### [SHORT PROBLEM]
Filter the entries below, keeping every line that has the word "Montarville".

(Saved data entries)
^^^^
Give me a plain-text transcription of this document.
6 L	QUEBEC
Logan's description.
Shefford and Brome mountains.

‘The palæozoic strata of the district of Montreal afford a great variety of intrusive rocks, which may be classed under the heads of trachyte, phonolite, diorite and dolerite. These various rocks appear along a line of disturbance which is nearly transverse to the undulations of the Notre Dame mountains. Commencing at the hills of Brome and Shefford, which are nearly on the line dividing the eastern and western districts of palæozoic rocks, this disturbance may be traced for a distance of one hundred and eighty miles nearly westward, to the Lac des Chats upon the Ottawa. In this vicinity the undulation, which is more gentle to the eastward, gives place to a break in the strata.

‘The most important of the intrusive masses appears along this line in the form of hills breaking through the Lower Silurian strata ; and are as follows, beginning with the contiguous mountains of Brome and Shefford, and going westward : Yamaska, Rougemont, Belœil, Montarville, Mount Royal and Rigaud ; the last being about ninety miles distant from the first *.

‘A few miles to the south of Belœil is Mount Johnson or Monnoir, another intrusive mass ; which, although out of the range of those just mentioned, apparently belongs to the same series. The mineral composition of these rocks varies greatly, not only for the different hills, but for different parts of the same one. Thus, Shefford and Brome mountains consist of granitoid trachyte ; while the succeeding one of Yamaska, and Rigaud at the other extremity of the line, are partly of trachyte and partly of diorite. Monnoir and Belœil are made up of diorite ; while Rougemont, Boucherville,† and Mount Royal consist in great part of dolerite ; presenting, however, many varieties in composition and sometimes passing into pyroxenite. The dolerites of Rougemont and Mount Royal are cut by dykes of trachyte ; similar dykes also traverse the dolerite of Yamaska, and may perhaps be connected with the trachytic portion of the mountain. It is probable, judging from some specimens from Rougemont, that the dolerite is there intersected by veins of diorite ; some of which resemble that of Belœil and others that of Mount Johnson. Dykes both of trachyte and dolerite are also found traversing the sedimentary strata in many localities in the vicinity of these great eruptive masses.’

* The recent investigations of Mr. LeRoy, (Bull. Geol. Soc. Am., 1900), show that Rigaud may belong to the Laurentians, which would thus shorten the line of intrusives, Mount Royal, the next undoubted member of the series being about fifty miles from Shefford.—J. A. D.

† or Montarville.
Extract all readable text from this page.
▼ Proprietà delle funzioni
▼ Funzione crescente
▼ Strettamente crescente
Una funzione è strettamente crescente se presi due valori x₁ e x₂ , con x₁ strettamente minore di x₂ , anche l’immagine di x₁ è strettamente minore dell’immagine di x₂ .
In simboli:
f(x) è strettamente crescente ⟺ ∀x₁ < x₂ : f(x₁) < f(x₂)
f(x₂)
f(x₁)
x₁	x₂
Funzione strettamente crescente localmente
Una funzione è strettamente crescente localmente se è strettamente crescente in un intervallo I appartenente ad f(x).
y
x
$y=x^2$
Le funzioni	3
^^^^
### [SOLVED EXERCISE]
‘The most important of the intrusive masses appears along this line in the form of hills breaking through the Lower Silurian strata ; and are as follows, beginning with the contiguous mountains of Brome and Shefford, and going westward : Yamaska, Rougemont, Belœil, Montarville, Mount Royal and Rigaud ; the last being about ninety miles distant from the first *.
† or Montarville.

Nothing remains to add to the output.